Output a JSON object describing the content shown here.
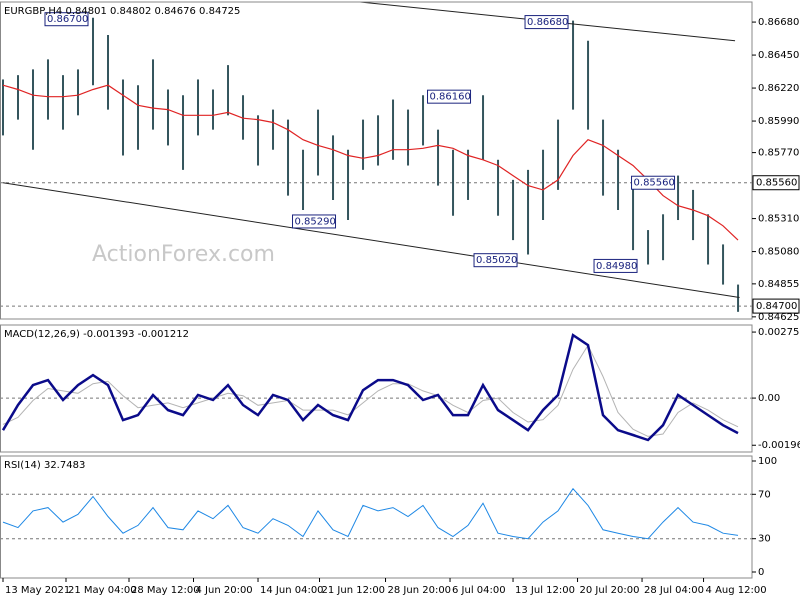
{
  "chart_data": [
    {
      "type": "hilo",
      "title": "EURGBP,H4  0.84801 0.84802 0.84676 0.84725",
      "watermark": "ActionForex.com",
      "x": [
        0,
        1,
        2,
        3,
        4,
        5,
        6,
        7,
        8,
        9,
        10,
        11,
        12,
        13,
        14,
        15,
        16,
        17,
        18,
        19,
        20,
        21,
        22,
        23,
        24,
        25,
        26,
        27,
        28,
        29,
        30,
        31,
        32,
        33,
        34,
        35,
        36,
        37,
        38,
        39,
        40,
        41,
        42,
        43,
        44,
        45,
        46,
        47,
        48,
        49
      ],
      "xlim": [
        -0.2,
        49.93
      ],
      "high": [
        0.8628,
        0.8631,
        0.8635,
        0.8642,
        0.8631,
        0.8635,
        0.8671,
        0.8659,
        0.8628,
        0.8624,
        0.8642,
        0.8621,
        0.8617,
        0.8628,
        0.8621,
        0.8638,
        0.8617,
        0.8603,
        0.8607,
        0.86,
        0.8579,
        0.8607,
        0.8589,
        0.8579,
        0.86,
        0.8603,
        0.8614,
        0.8607,
        0.8617,
        0.8593,
        0.8579,
        0.8579,
        0.8617,
        0.8572,
        0.8558,
        0.8565,
        0.8579,
        0.86,
        0.8669,
        0.8655,
        0.86,
        0.8579,
        0.8558,
        0.8523,
        0.8534,
        0.8561,
        0.8551,
        0.8534,
        0.8513,
        0.8485
      ],
      "low": [
        0.8589,
        0.86,
        0.8579,
        0.86,
        0.8593,
        0.8603,
        0.8624,
        0.8607,
        0.8575,
        0.8579,
        0.8593,
        0.8582,
        0.8565,
        0.8589,
        0.8593,
        0.8603,
        0.8586,
        0.8568,
        0.8579,
        0.8547,
        0.8537,
        0.8561,
        0.8544,
        0.853,
        0.8565,
        0.8568,
        0.8572,
        0.8568,
        0.8582,
        0.8554,
        0.8533,
        0.8544,
        0.8572,
        0.8533,
        0.8516,
        0.8506,
        0.853,
        0.8551,
        0.8607,
        0.8593,
        0.8547,
        0.8537,
        0.8509,
        0.8499,
        0.8502,
        0.853,
        0.8516,
        0.8499,
        0.8485,
        0.8466
      ],
      "color": "#34555d",
      "ma": {
        "color": "#e02424",
        "values": [
          0.8624,
          0.8621,
          0.8617,
          0.8616,
          0.8616,
          0.8617,
          0.8621,
          0.8624,
          0.8617,
          0.861,
          0.8608,
          0.8607,
          0.8603,
          0.8603,
          0.8603,
          0.8605,
          0.8601,
          0.86,
          0.8598,
          0.8593,
          0.8586,
          0.8582,
          0.8579,
          0.8575,
          0.8573,
          0.8575,
          0.8579,
          0.8579,
          0.858,
          0.8582,
          0.858,
          0.8575,
          0.8572,
          0.8568,
          0.8561,
          0.8554,
          0.8551,
          0.8558,
          0.8575,
          0.8586,
          0.8582,
          0.8575,
          0.8568,
          0.8558,
          0.8547,
          0.854,
          0.8537,
          0.8533,
          0.8526,
          0.8516
        ]
      },
      "ylim": [
        0.8461,
        0.8682
      ],
      "yticks": [
        {
          "value": 0.8668,
          "label": "0.86680"
        },
        {
          "value": 0.8645,
          "label": "0.86450"
        },
        {
          "value": 0.8622,
          "label": "0.86220"
        },
        {
          "value": 0.8599,
          "label": "0.85990"
        },
        {
          "value": 0.8577,
          "label": "0.85770"
        },
        {
          "value": 0.8531,
          "label": "0.85310"
        },
        {
          "value": 0.8508,
          "label": "0.85080"
        },
        {
          "value": 0.84855,
          "label": "0.84855"
        },
        {
          "value": 0.84625,
          "label": "0.84625"
        }
      ],
      "levels": [
        {
          "value": 0.8556,
          "label": "0.85560"
        },
        {
          "value": 0.847,
          "label": "0.84700"
        }
      ],
      "annotations": [
        {
          "x": 2.8,
          "value": 0.867,
          "label": "0.86700"
        },
        {
          "x": 34.8,
          "value": 0.8668,
          "label": "0.86680"
        },
        {
          "x": 28.3,
          "value": 0.8616,
          "label": "0.86160"
        },
        {
          "x": 19.3,
          "value": 0.8529,
          "label": "0.85290"
        },
        {
          "x": 31.4,
          "value": 0.8502,
          "label": "0.85020"
        },
        {
          "x": 39.4,
          "value": 0.8498,
          "label": "0.84980"
        },
        {
          "x": 41.9,
          "value": 0.8556,
          "label": "0.85560"
        }
      ],
      "trendlines": [
        {
          "x": [
            23.8,
            48.8
          ],
          "y": [
            0.8682,
            0.8655
          ]
        },
        {
          "x": [
            0,
            49.1
          ],
          "y": [
            0.8556,
            0.8476
          ]
        }
      ],
      "trend_color": "#222222"
    },
    {
      "type": "line",
      "title": "MACD(12,26,9) -0.001393 -0.001212",
      "series": [
        {
          "color": "#0b0b8a",
          "values": [
            -0.00134,
            -0.00029,
            0.00054,
            0.00075,
            -8e-05,
            0.00054,
            0.00096,
            0.00054,
            -0.00092,
            -0.00071,
            0.00013,
            -0.0005,
            -0.00071,
            0.00013,
            -8e-05,
            0.00054,
            -0.00029,
            -0.00071,
            0.00013,
            -8e-05,
            -0.00092,
            -0.00029,
            -0.00071,
            -0.00092,
            0.00033,
            0.00075,
            0.00075,
            0.00054,
            -8e-05,
            0.00013,
            -0.00071,
            -0.00071,
            0.00054,
            -0.0005,
            -0.00092,
            -0.00134,
            -0.0005,
            0.00013,
            0.00263,
            0.00221,
            -0.00071,
            -0.00134,
            -0.00154,
            -0.00175,
            -0.00113,
            0.00013,
            -0.00029,
            -0.00071,
            -0.00113,
            -0.00146
          ]
        },
        {
          "color": "#b4b4b4",
          "values": [
            -0.0011,
            -0.0008,
            -0.0001,
            0.0004,
            0.0003,
            0.0002,
            0.0006,
            0.0007,
            0.0001,
            -0.0004,
            -0.0003,
            -0.0002,
            -0.0004,
            -0.0002,
            0,
            0.0002,
            0.0001,
            -0.0003,
            -0.0002,
            -0.0001,
            -0.0005,
            -0.0005,
            -0.0005,
            -0.0007,
            -0.0002,
            0.0003,
            0.0006,
            0.0006,
            0.0003,
            0.0001,
            -0.0003,
            -0.0006,
            -0.0001,
            0,
            -0.0006,
            -0.001,
            -0.0009,
            -0.0003,
            0.0012,
            0.0022,
            0.0009,
            -0.0006,
            -0.0013,
            -0.0016,
            -0.0015,
            -0.0006,
            -0.0002,
            -0.0005,
            -0.0009,
            -0.0012
          ]
        }
      ],
      "ylim": [
        -0.00225,
        0.00305
      ],
      "yticks": [
        0.002755,
        {
          "value": 0,
          "label": "0.00"
        },
        -0.001968
      ],
      "levels": [
        0
      ]
    },
    {
      "type": "line",
      "title": "RSI(14) 32.7483",
      "series": [
        {
          "color": "#1e88e5",
          "values": [
            45,
            40,
            55,
            58,
            45,
            52,
            68,
            50,
            35,
            42,
            58,
            40,
            38,
            55,
            48,
            60,
            40,
            35,
            48,
            42,
            32,
            55,
            38,
            32,
            60,
            55,
            58,
            50,
            60,
            40,
            32,
            42,
            62,
            35,
            32,
            30,
            45,
            55,
            75,
            60,
            38,
            35,
            32,
            30,
            45,
            58,
            45,
            42,
            35,
            33
          ]
        }
      ],
      "ylim": [
        -5.4,
        104.5
      ],
      "yticks": [
        100,
        70,
        30,
        0
      ],
      "levels": [
        70,
        30
      ],
      "xticks": [
        {
          "value": 0,
          "label": "13 May 2021"
        },
        {
          "value": 4.2,
          "label": "21 May 04:00"
        },
        {
          "value": 8.4,
          "label": "28 May 12:00"
        },
        {
          "value": 12.7,
          "label": "4 Jun 20:00"
        },
        {
          "value": 17,
          "label": "14 Jun 04:00"
        },
        {
          "value": 21.1,
          "label": "21 Jun 12:00"
        },
        {
          "value": 25.5,
          "label": "28 Jun 20:00"
        },
        {
          "value": 29.8,
          "label": "6 Jul 04:00"
        },
        {
          "value": 34,
          "label": "13 Jul 12:00"
        },
        {
          "value": 38.3,
          "label": "20 Jul 20:00"
        },
        {
          "value": 42.6,
          "label": "28 Jul 04:00"
        },
        {
          "value": 46.7,
          "label": "4 Aug 12:00"
        }
      ]
    }
  ]
}
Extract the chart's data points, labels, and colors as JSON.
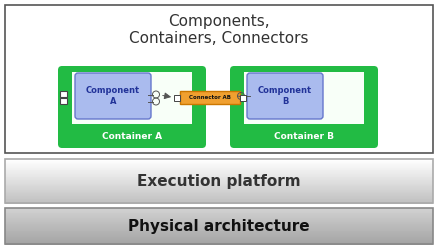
{
  "title_text": "Components,\nContainers, Connectors",
  "title_fontsize": 11,
  "title_color": "#333333",
  "green_color": "#22bb44",
  "green_light": "#44dd66",
  "component_fill": "#aabbee",
  "component_edge": "#6677cc",
  "connector_fill": "#f0a030",
  "connector_edge": "#cc7700",
  "container_a_label": "Container A",
  "container_b_label": "Container B",
  "component_a_label": "Component\nA",
  "component_b_label": "Component\nB",
  "connector_label": "Connector AB",
  "exec_label": "Execution platform",
  "phys_label": "Physical architecture",
  "bg_white": "#ffffff",
  "outer_edge": "#555555",
  "phys_fill_top": "#cccccc",
  "phys_fill_bot": "#888888"
}
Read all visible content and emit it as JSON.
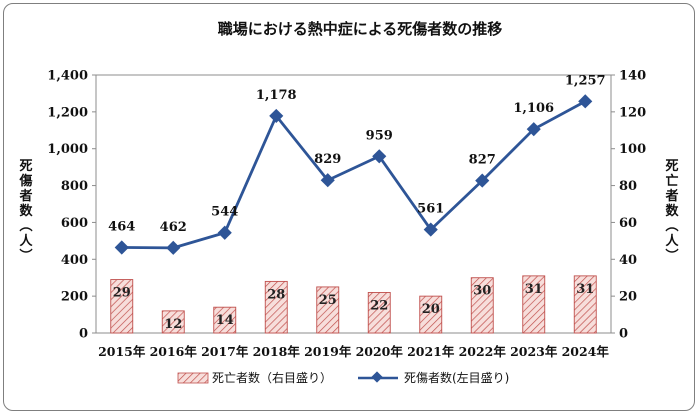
{
  "chart_data": {
    "type": "bar+line",
    "title": "職場における熱中症による死傷者数の推移",
    "categories": [
      "2015年",
      "2016年",
      "2017年",
      "2018年",
      "2019年",
      "2020年",
      "2021年",
      "2022年",
      "2023年",
      "2024年"
    ],
    "series": [
      {
        "name": "死亡者数（右目盛り）",
        "type": "bar",
        "axis": "right",
        "values": [
          29,
          12,
          14,
          28,
          25,
          22,
          20,
          30,
          31,
          31
        ]
      },
      {
        "name": "死傷者数(左目盛り)",
        "type": "line",
        "axis": "left",
        "values": [
          464,
          462,
          544,
          1178,
          829,
          959,
          561,
          827,
          1106,
          1257
        ],
        "labels": [
          "464",
          "462",
          "544",
          "1,178",
          "829",
          "959",
          "561",
          "827",
          "1,106",
          "1,257"
        ]
      }
    ],
    "ylabel_left": "死傷者数(人)",
    "ylabel_right": "死亡者数(人)",
    "ylim_left": [
      0,
      1400
    ],
    "ylim_right": [
      0,
      140
    ],
    "yticks_left": [
      "0",
      "200",
      "400",
      "600",
      "800",
      "1,000",
      "1,200",
      "1,400"
    ],
    "yticks_right": [
      "0",
      "20",
      "40",
      "60",
      "80",
      "100",
      "120",
      "140"
    ],
    "legend_position": "bottom",
    "grid": false,
    "colors": {
      "bar_fill": "#f6d9d6",
      "bar_hatch": "#c0504d",
      "line": "#2e5597"
    }
  }
}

***

Give every line of the material that includes the string "colors".

Extract the chart's data points, labels, and colors as JSON.
    "colors": {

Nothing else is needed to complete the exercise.